◆ **Directions**:
Copy the passage about fertility rates and ageing populations word for word.

◆ **Source text**:
★ ★ ★ ★ ★

It is not—this is a really difficult point to make—in the best interest of people's individual decision-making. As a nation, we have to make sure that we're supporting people to have as many children as they want to have and not in any way putting in coercive policies. We understand how vitally important it is that the demographic structure of our nation ensures that a proportion of our population continues to be significant enough to support the entirety of that population. We know that countries like Japan and Italy have very significant ageing populations and emerging significant challenges in providing the care that everyone in their society deserves, with a diminishing proportion of people providing the economic activity and the tax base to do that.
In this country, migration plays a very significant part in supporting our population pyramid. We also have a higher fertility rate than some of those countries. But we used to say, across the western world, that's not the case at all. We've just seen a milestone in China, where, for the first time probably in history, certainly with available records—putting aside the awful consequences of Communist Party policy under Mao Zedong and the years of famine et cetera—they now have a natural reduction occurring in their population. That is purely around the excellent outcome of modern medicine, meaning we are living longer, which we all are very much a grateful for, but with a dramatically reduced fertility rate. Obviously China had some social engineering policies partly associated with that, like the one-child policy. But they are in line with a lot of countries that, frankly, also have this issue of low fertility driven by the choice of couples to perhaps have fewer children than was the case in generations gone by.

★ ★ ★ ★ ★

◆ **Supplied data**:
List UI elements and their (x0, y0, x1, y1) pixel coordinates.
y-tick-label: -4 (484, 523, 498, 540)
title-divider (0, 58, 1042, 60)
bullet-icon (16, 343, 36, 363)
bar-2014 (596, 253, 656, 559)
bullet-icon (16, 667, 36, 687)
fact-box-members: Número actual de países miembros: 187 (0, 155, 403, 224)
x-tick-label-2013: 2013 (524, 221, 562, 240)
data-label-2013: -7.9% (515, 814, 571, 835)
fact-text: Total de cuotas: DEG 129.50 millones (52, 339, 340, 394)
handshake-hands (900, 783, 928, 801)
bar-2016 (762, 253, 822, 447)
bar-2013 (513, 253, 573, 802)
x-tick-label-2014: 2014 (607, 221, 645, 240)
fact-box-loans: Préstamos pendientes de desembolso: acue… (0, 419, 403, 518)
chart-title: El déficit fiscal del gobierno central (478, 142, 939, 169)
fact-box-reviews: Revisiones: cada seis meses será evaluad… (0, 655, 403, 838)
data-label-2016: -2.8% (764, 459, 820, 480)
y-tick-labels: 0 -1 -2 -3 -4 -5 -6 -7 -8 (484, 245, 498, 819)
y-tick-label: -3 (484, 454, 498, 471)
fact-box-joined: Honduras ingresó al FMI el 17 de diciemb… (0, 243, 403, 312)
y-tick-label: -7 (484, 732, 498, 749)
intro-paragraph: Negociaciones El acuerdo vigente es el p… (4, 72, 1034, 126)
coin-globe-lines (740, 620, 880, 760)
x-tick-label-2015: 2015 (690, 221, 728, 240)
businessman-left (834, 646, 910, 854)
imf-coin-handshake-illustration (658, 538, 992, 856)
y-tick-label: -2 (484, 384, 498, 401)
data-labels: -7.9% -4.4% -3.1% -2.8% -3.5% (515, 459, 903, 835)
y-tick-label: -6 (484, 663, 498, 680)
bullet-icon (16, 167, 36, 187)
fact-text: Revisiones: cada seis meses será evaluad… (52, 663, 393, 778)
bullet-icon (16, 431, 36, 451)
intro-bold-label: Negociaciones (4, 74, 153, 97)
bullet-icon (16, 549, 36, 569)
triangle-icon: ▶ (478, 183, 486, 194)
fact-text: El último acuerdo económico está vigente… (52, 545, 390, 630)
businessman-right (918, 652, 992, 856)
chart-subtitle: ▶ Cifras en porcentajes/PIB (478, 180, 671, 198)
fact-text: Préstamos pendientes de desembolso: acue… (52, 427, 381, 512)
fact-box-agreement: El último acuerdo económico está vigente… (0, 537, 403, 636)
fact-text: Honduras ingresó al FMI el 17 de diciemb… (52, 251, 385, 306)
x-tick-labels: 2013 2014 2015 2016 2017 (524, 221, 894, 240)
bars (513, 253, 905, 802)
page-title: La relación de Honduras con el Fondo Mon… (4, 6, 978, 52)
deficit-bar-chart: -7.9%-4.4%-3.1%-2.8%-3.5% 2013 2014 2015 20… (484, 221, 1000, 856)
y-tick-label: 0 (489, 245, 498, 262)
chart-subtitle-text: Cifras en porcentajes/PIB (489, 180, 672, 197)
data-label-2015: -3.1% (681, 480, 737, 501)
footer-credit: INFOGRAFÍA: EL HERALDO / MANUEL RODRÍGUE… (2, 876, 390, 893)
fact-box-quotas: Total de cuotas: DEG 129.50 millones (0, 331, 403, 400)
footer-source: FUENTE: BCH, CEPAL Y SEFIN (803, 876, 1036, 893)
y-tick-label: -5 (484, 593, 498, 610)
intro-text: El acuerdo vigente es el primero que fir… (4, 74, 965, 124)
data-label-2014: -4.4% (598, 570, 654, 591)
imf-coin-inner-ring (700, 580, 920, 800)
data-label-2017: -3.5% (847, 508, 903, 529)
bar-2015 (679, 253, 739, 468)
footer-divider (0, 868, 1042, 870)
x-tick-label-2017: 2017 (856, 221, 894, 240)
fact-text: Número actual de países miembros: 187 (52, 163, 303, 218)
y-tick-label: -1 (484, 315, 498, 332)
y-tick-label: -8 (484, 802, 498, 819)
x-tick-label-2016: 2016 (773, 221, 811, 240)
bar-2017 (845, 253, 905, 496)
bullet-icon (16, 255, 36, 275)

★ ★ ★ ★ ★

◆ **Answer section**:
It is not—this is a really difficult point to make—in the best interest of people's individual decision-making. As a nation, we have to make sure that we're supporting people to have as many children as they want to have and not in any way putting in coercive policies. We understand how vitally important it is that the demographic structure of our nation ensures that a proportion of our population continues to be significant enough to support the entirety of that population. We know that countries like Japan and Italy have very significant ageing populations and emerging significant challenges in providing the care that everyone in their society deserves, with a diminishing proportion of people providing the economic activity and the tax base to do that.
In this country, migration plays a very significant part in supporting our population pyramid. We also have a higher fertility rate than some of those countries. But we used to say, across the western world, that's not the case at all. We've just seen a milestone in China, where, for the first time probably in history, certainly with available records—putting aside the awful consequences of Communist Party policy under Mao Zedong and the years of famine et cetera—they now have a natural reduction occurring in their population. That is purely around the excellent outcome of modern medicine, meaning we are living longer, which we all are very much a grateful for, but with a dramatically reduced fertility rate. Obviously China had some social engineering policies partly associated with that, like the one-child policy. But they are in line with a lot of countries that, frankly, also have this issue of low fertility driven by the choice of couples to perhaps have fewer children than was the case in generations gone by.